— start —
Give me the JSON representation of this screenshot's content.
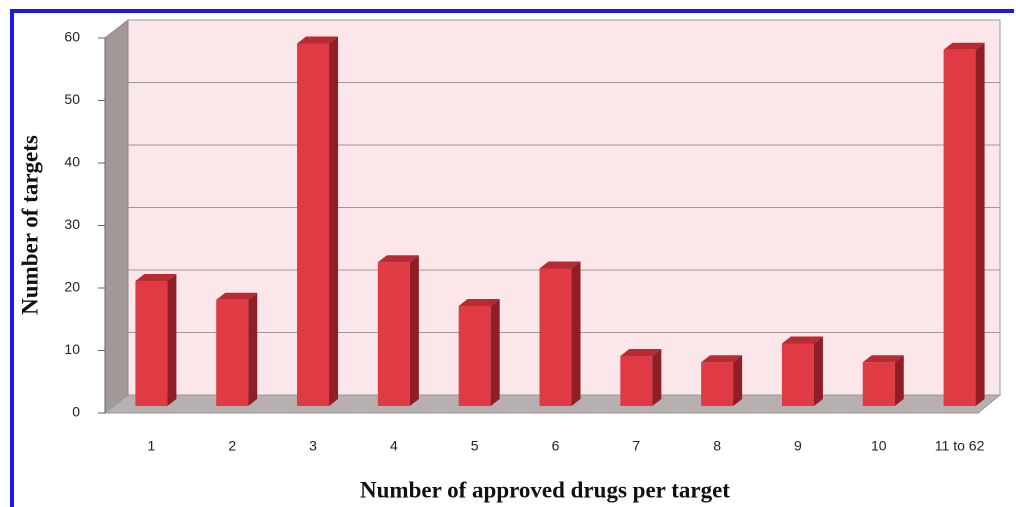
{
  "chart_data": {
    "type": "bar",
    "x_label": "Number of approved drugs per target",
    "y_label": "Number of targets",
    "categories": [
      "1",
      "2",
      "3",
      "4",
      "5",
      "6",
      "7",
      "8",
      "9",
      "10",
      "11 to 62"
    ],
    "values": [
      20,
      17,
      58,
      23,
      16,
      22,
      8,
      7,
      10,
      7,
      57
    ],
    "color": "#e03a45",
    "ylim": [
      0,
      60
    ],
    "yticks": [
      0,
      10,
      20,
      30,
      40,
      50,
      60
    ],
    "grid": true
  }
}
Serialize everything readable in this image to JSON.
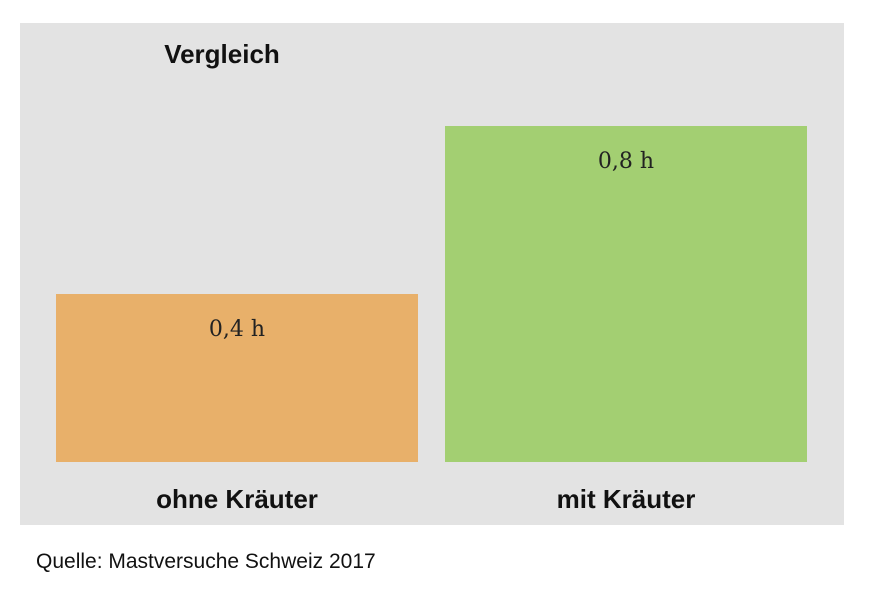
{
  "chart_data": {
    "type": "bar",
    "title": "Vergleich",
    "categories": [
      "ohne Kräuter",
      "mit Kräuter"
    ],
    "values": [
      0.4,
      0.8
    ],
    "data_labels": [
      "0,4 h",
      "0,8 h"
    ],
    "unit": "h",
    "ylim": [
      0,
      0.8
    ],
    "grid": false,
    "legend": "none",
    "colors": [
      "#e8b06a",
      "#a3cf72"
    ],
    "background_color": "#e3e3e3"
  },
  "source": "Quelle: Mastversuche Schweiz 2017"
}
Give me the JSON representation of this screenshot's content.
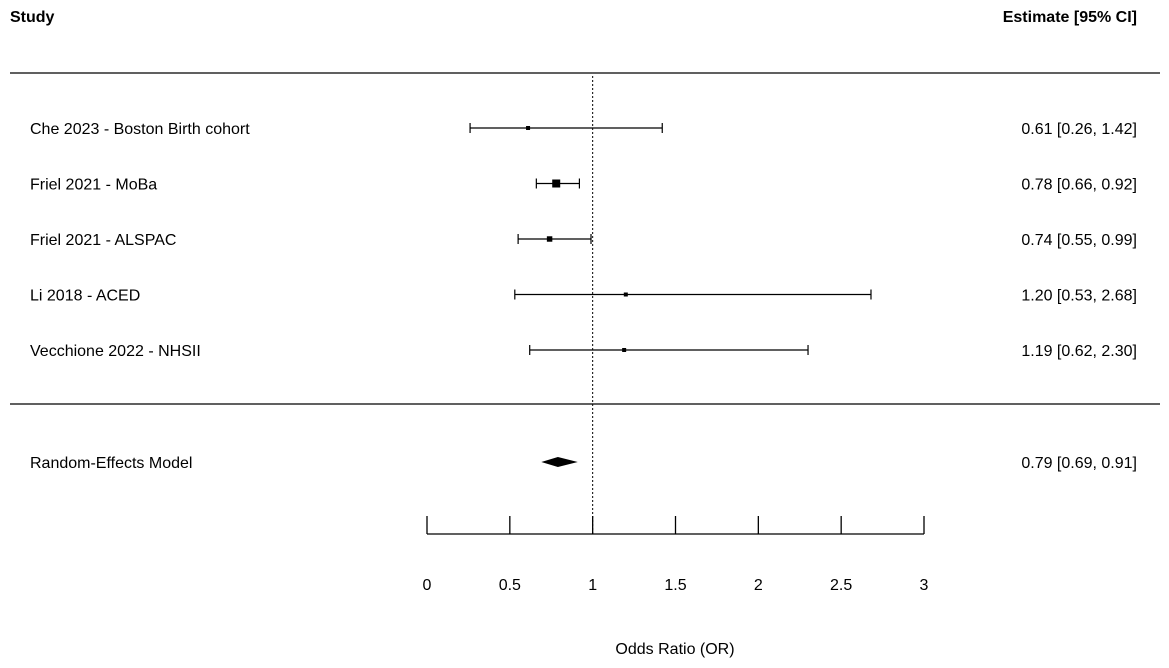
— end —
◆ AIM OF THE EXERCISE
Reproduce every line exactly and omit all pictures.

◆ OUTPUT BELOW
Give me the JSON representation of this screenshot's content.
{
  "chart_data": {
    "type": "bar",
    "x_label": "Number of approved drugs per target",
    "y_label": "Number of targets",
    "categories": [
      "1",
      "2",
      "3",
      "4",
      "5",
      "6",
      "7",
      "8",
      "9",
      "10",
      "11 to 62"
    ],
    "values": [
      20,
      17,
      58,
      23,
      16,
      22,
      8,
      7,
      10,
      7,
      57
    ],
    "color": "#e03a45",
    "ylim": [
      0,
      60
    ],
    "yticks": [
      0,
      10,
      20,
      30,
      40,
      50,
      60
    ],
    "grid": true
  }
}
Serialize everything readable in this image to JSON.
{
  "chart_data": {
    "type": "bar",
    "title": "Vergleich",
    "categories": [
      "ohne Kräuter",
      "mit Kräuter"
    ],
    "values": [
      0.4,
      0.8
    ],
    "data_labels": [
      "0,4 h",
      "0,8 h"
    ],
    "unit": "h",
    "ylim": [
      0,
      0.8
    ],
    "grid": false,
    "legend": "none",
    "colors": [
      "#e8b06a",
      "#a3cf72"
    ],
    "background_color": "#e3e3e3"
  },
  "source": "Quelle: Mastversuche Schweiz 2017"
}
Give me the JSON representation of this screenshot's content.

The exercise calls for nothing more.